Directions for this task: Transcribe the material below exactly as it appears.

* start *

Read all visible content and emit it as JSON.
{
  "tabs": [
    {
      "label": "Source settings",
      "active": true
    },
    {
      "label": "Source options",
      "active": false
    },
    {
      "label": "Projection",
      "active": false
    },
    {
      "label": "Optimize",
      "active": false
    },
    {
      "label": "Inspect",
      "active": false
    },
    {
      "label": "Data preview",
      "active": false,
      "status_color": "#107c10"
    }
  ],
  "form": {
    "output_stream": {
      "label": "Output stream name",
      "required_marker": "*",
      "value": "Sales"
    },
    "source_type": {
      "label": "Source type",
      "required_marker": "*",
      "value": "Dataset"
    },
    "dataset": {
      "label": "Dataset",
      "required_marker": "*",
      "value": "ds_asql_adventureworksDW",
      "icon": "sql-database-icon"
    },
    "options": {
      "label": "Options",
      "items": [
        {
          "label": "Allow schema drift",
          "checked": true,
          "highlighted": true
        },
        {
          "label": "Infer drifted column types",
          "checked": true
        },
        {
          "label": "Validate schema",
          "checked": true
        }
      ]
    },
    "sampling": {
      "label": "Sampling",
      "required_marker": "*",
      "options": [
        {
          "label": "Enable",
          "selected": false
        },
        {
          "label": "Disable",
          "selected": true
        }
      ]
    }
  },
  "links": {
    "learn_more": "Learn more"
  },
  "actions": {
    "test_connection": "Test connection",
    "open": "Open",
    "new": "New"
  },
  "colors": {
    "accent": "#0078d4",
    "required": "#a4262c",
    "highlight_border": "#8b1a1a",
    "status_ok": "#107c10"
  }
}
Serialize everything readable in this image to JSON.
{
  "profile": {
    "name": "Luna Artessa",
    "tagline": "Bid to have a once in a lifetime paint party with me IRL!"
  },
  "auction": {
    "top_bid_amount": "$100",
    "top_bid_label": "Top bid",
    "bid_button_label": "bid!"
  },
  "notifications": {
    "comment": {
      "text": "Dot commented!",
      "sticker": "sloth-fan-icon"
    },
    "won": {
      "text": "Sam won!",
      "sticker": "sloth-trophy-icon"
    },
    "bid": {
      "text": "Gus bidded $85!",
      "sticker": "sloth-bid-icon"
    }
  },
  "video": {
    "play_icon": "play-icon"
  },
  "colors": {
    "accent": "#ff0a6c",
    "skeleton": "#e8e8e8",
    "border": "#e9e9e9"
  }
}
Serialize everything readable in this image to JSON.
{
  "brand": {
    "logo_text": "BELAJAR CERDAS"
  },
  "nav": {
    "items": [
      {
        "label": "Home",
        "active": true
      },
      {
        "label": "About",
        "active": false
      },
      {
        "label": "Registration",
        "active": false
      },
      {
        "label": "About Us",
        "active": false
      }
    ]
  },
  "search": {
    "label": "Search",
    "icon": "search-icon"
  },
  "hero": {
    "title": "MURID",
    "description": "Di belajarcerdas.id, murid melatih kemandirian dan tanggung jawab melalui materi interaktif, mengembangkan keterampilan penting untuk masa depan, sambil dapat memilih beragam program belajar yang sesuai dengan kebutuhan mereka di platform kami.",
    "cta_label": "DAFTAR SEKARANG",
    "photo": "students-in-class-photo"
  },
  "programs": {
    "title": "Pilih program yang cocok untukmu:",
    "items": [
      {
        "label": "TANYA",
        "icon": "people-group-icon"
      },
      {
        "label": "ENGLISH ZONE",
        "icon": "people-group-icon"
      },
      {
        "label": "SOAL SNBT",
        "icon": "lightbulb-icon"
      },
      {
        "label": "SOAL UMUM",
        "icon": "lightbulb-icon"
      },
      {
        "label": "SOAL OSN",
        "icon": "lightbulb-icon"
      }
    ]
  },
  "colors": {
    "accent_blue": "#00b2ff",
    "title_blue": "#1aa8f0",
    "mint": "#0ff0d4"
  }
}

* end *

Response to this exercise:
Read all visible content and emit it as JSON.
{
  "tabs": [
    {
      "label": "Source settings",
      "active": true
    },
    {
      "label": "Source options",
      "active": false
    },
    {
      "label": "Projection",
      "active": false
    },
    {
      "label": "Optimize",
      "active": false
    },
    {
      "label": "Inspect",
      "active": false
    },
    {
      "label": "Data preview",
      "active": false,
      "status_color": "#107c10"
    }
  ],
  "form": {
    "output_stream": {
      "label": "Output stream name",
      "required_marker": "*",
      "value": "Sales"
    },
    "source_type": {
      "label": "Source type",
      "required_marker": "*",
      "value": "Dataset"
    },
    "dataset": {
      "label": "Dataset",
      "required_marker": "*",
      "value": "ds_asql_adventureworksDW",
      "icon": "sql-database-icon"
    },
    "options": {
      "label": "Options",
      "items": [
        {
          "label": "Allow schema drift",
          "checked": true,
          "highlighted": true
        },
        {
          "label": "Infer drifted column types",
          "checked": true
        },
        {
          "label": "Validate schema",
          "checked": true
        }
      ]
    },
    "sampling": {
      "label": "Sampling",
      "required_marker": "*",
      "options": [
        {
          "label": "Enable",
          "selected": false
        },
        {
          "label": "Disable",
          "selected": true
        }
      ]
    }
  },
  "links": {
    "learn_more": "Learn more"
  },
  "actions": {
    "test_connection": "Test connection",
    "open": "Open",
    "new": "New"
  },
  "colors": {
    "accent": "#0078d4",
    "required": "#a4262c",
    "highlight_border": "#8b1a1a",
    "status_ok": "#107c10"
  }
}
Serialize everything readable in this image to JSON.
{
  "profile": {
    "name": "Luna Artessa",
    "tagline": "Bid to have a once in a lifetime paint party with me IRL!"
  },
  "auction": {
    "top_bid_amount": "$100",
    "top_bid_label": "Top bid",
    "bid_button_label": "bid!"
  },
  "notifications": {
    "comment": {
      "text": "Dot commented!",
      "sticker": "sloth-fan-icon"
    },
    "won": {
      "text": "Sam won!",
      "sticker": "sloth-trophy-icon"
    },
    "bid": {
      "text": "Gus bidded $85!",
      "sticker": "sloth-bid-icon"
    }
  },
  "video": {
    "play_icon": "play-icon"
  },
  "colors": {
    "accent": "#ff0a6c",
    "skeleton": "#e8e8e8",
    "border": "#e9e9e9"
  }
}
Serialize everything readable in this image to JSON.
{
  "brand": {
    "logo_text": "BELAJAR CERDAS"
  },
  "nav": {
    "items": [
      {
        "label": "Home",
        "active": true
      },
      {
        "label": "About",
        "active": false
      },
      {
        "label": "Registration",
        "active": false
      },
      {
        "label": "About Us",
        "active": false
      }
    ]
  },
  "search": {
    "label": "Search",
    "icon": "search-icon"
  },
  "hero": {
    "title": "MURID",
    "description": "Di belajarcerdas.id, murid melatih kemandirian dan tanggung jawab melalui materi interaktif, mengembangkan keterampilan penting untuk masa depan, sambil dapat memilih beragam program belajar yang sesuai dengan kebutuhan mereka di platform kami.",
    "cta_label": "DAFTAR SEKARANG",
    "photo": "students-in-class-photo"
  },
  "programs": {
    "title": "Pilih program yang cocok untukmu:",
    "items": [
      {
        "label": "TANYA",
        "icon": "people-group-icon"
      },
      {
        "label": "ENGLISH ZONE",
        "icon": "people-group-icon"
      },
      {
        "label": "SOAL SNBT",
        "icon": "lightbulb-icon"
      },
      {
        "label": "SOAL UMUM",
        "icon": "lightbulb-icon"
      },
      {
        "label": "SOAL OSN",
        "icon": "lightbulb-icon"
      }
    ]
  },
  "colors": {
    "accent_blue": "#00b2ff",
    "title_blue": "#1aa8f0",
    "mint": "#0ff0d4"
  }
}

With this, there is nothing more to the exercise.